- WORK TO DO -
Search the material below for the word "gram". Copy every line that has it.

- DATA TO USE -
-- START --
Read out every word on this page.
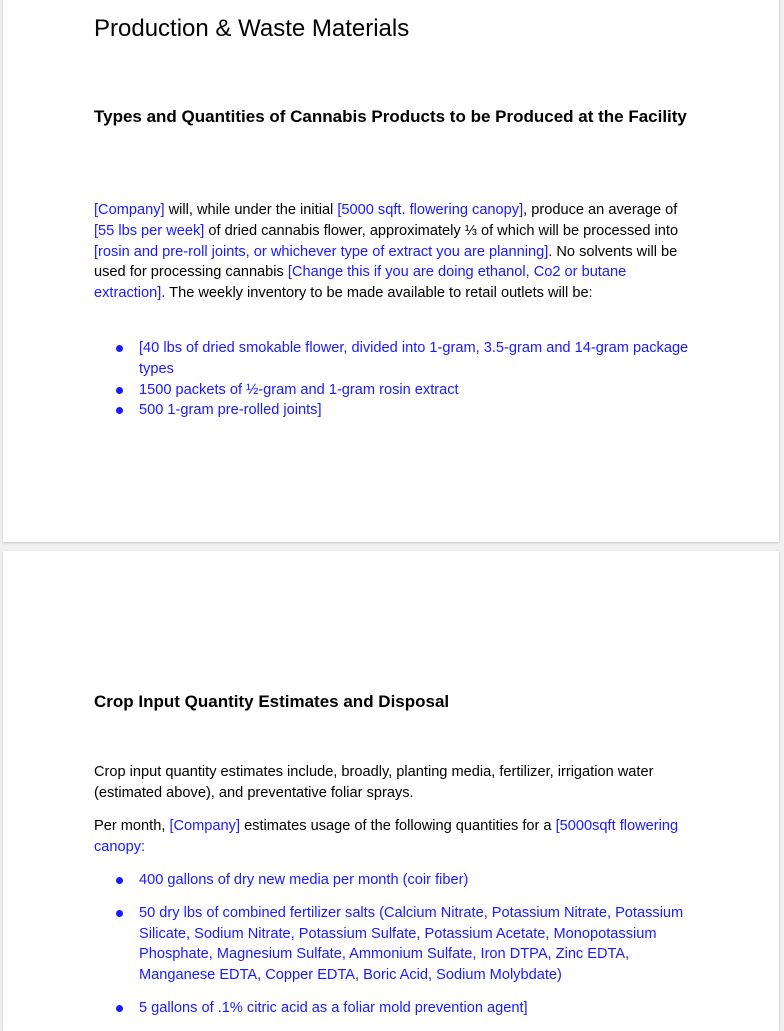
Production & Waste Materials
Types and Quantities of Cannabis Products to be Produced at the Facility
[Company] will, while under the initial [5000 sqft. flowering canopy], produce an average of [55 lbs per week] of dried cannabis flower, approximately ⅓ of which will be processed into [rosin and pre-roll joints, or whichever type of extract you are planning]. No solvents will be used for processing cannabis [Change this if you are doing ethanol, Co2 or butane extraction]. The weekly inventory to be made available to retail outlets will be:
[40 lbs of dried smokable flower, divided into 1-gram, 3.5-gram and 14-gram package types
1500 packets of ½-gram and 1-gram rosin extract
500 1-gram pre-rolled joints]
Crop Input Quantity Estimates and Disposal
Crop input quantity estimates include, broadly, planting media, fertilizer, irrigation water (estimated above), and preventative foliar sprays.
Per month, [Company] estimates usage of the following quantities for a [5000sqft flowering canopy:
400 gallons of dry new media per month (coir fiber)
50 dry lbs of combined fertilizer salts (Calcium Nitrate, Potassium Nitrate, Potassium Silicate, Sodium Nitrate, Potassium Sulfate, Potassium Acetate, Monopotassium Phosphate, Magnesium Sulfate, Ammonium Sulfate, Iron DTPA, Zinc EDTA, Manganese EDTA, Copper EDTA, Boric Acid, Sodium Molybdate)
5 gallons of .1% citric acid as a foliar mold prevention agent]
-- END --
- OUTPUT FOR THIS TASK -
[40 lbs of dried smokable flower, divided into 1-gram, 3.5-gram and 14-gram package types
1500 packets of ½-gram and 1-gram rosin extract
500 1-gram pre-rolled joints]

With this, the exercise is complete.